Exact repetition is required: output every record in full.

▶ _RECORDS FOR THIS EXERCISE_
## begin

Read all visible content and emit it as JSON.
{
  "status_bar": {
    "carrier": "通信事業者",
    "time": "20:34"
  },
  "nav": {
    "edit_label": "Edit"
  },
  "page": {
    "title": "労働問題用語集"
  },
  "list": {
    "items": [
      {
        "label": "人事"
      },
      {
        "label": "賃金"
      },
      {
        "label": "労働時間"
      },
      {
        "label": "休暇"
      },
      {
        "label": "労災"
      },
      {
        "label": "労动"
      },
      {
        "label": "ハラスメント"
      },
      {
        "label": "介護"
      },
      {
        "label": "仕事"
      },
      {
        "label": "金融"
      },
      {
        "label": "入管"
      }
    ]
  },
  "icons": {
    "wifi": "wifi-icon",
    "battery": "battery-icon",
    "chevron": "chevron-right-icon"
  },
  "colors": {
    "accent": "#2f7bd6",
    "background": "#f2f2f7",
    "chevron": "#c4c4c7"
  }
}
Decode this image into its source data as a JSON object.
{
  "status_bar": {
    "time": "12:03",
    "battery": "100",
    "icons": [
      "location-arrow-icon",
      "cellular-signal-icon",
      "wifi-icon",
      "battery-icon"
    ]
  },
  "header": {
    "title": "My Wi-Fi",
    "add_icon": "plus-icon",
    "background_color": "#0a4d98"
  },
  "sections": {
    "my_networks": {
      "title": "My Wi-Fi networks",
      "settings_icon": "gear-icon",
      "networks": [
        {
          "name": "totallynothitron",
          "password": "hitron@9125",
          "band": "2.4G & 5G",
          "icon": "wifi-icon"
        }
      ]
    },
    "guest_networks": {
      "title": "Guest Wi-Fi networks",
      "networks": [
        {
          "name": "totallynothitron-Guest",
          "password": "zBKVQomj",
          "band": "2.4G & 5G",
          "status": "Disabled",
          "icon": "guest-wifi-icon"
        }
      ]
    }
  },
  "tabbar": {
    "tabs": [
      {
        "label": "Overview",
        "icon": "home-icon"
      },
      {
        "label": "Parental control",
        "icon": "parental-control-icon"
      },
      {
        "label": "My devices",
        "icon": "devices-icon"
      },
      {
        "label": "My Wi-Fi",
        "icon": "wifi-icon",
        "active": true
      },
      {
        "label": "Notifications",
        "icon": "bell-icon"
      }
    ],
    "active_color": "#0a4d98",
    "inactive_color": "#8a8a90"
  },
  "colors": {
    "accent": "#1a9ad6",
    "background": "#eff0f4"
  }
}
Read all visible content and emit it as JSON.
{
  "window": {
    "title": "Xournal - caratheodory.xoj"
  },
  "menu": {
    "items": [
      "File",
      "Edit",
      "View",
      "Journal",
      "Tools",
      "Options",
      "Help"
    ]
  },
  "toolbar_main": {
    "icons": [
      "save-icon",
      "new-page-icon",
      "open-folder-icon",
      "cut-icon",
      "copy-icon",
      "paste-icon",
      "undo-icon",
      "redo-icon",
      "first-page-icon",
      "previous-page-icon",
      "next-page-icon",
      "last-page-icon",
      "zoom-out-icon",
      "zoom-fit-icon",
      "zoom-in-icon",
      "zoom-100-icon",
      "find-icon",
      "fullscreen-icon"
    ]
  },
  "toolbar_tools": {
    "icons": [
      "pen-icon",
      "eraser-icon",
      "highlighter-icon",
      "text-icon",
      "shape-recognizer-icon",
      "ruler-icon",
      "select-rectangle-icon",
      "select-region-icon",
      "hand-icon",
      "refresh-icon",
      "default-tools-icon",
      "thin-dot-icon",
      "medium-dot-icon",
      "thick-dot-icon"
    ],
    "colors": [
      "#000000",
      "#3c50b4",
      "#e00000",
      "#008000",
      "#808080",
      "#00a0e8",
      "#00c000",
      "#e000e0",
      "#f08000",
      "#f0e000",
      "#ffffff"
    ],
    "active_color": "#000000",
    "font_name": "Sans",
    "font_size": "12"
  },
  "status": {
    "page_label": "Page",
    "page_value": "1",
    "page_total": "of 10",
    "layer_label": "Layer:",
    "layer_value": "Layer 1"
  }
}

## end

▶ _SOLUTION TO THE EXERCISE_
Read all visible content and emit it as JSON.
{
  "status_bar": {
    "carrier": "通信事業者",
    "time": "20:34"
  },
  "nav": {
    "edit_label": "Edit"
  },
  "page": {
    "title": "労働問題用語集"
  },
  "list": {
    "items": [
      {
        "label": "人事"
      },
      {
        "label": "賃金"
      },
      {
        "label": "労働時間"
      },
      {
        "label": "休暇"
      },
      {
        "label": "労災"
      },
      {
        "label": "労动"
      },
      {
        "label": "ハラスメント"
      },
      {
        "label": "介護"
      },
      {
        "label": "仕事"
      },
      {
        "label": "金融"
      },
      {
        "label": "入管"
      }
    ]
  },
  "icons": {
    "wifi": "wifi-icon",
    "battery": "battery-icon",
    "chevron": "chevron-right-icon"
  },
  "colors": {
    "accent": "#2f7bd6",
    "background": "#f2f2f7",
    "chevron": "#c4c4c7"
  }
}
Decode this image into its source data as a JSON object.
{
  "status_bar": {
    "time": "12:03",
    "battery": "100",
    "icons": [
      "location-arrow-icon",
      "cellular-signal-icon",
      "wifi-icon",
      "battery-icon"
    ]
  },
  "header": {
    "title": "My Wi-Fi",
    "add_icon": "plus-icon",
    "background_color": "#0a4d98"
  },
  "sections": {
    "my_networks": {
      "title": "My Wi-Fi networks",
      "settings_icon": "gear-icon",
      "networks": [
        {
          "name": "totallynothitron",
          "password": "hitron@9125",
          "band": "2.4G & 5G",
          "icon": "wifi-icon"
        }
      ]
    },
    "guest_networks": {
      "title": "Guest Wi-Fi networks",
      "networks": [
        {
          "name": "totallynothitron-Guest",
          "password": "zBKVQomj",
          "band": "2.4G & 5G",
          "status": "Disabled",
          "icon": "guest-wifi-icon"
        }
      ]
    }
  },
  "tabbar": {
    "tabs": [
      {
        "label": "Overview",
        "icon": "home-icon"
      },
      {
        "label": "Parental control",
        "icon": "parental-control-icon"
      },
      {
        "label": "My devices",
        "icon": "devices-icon"
      },
      {
        "label": "My Wi-Fi",
        "icon": "wifi-icon",
        "active": true
      },
      {
        "label": "Notifications",
        "icon": "bell-icon"
      }
    ],
    "active_color": "#0a4d98",
    "inactive_color": "#8a8a90"
  },
  "colors": {
    "accent": "#1a9ad6",
    "background": "#eff0f4"
  }
}
Read all visible content and emit it as JSON.
{
  "window": {
    "title": "Xournal - caratheodory.xoj"
  },
  "menu": {
    "items": [
      "File",
      "Edit",
      "View",
      "Journal",
      "Tools",
      "Options",
      "Help"
    ]
  },
  "toolbar_main": {
    "icons": [
      "save-icon",
      "new-page-icon",
      "open-folder-icon",
      "cut-icon",
      "copy-icon",
      "paste-icon",
      "undo-icon",
      "redo-icon",
      "first-page-icon",
      "previous-page-icon",
      "next-page-icon",
      "last-page-icon",
      "zoom-out-icon",
      "zoom-fit-icon",
      "zoom-in-icon",
      "zoom-100-icon",
      "find-icon",
      "fullscreen-icon"
    ]
  },
  "toolbar_tools": {
    "icons": [
      "pen-icon",
      "eraser-icon",
      "highlighter-icon",
      "text-icon",
      "shape-recognizer-icon",
      "ruler-icon",
      "select-rectangle-icon",
      "select-region-icon",
      "hand-icon",
      "refresh-icon",
      "default-tools-icon",
      "thin-dot-icon",
      "medium-dot-icon",
      "thick-dot-icon"
    ],
    "colors": [
      "#000000",
      "#3c50b4",
      "#e00000",
      "#008000",
      "#808080",
      "#00a0e8",
      "#00c000",
      "#e000e0",
      "#f08000",
      "#f0e000",
      "#ffffff"
    ],
    "active_color": "#000000",
    "font_name": "Sans",
    "font_size": "12"
  },
  "status": {
    "page_label": "Page",
    "page_value": "1",
    "page_total": "of 10",
    "layer_label": "Layer:",
    "layer_value": "Layer 1"
  }
}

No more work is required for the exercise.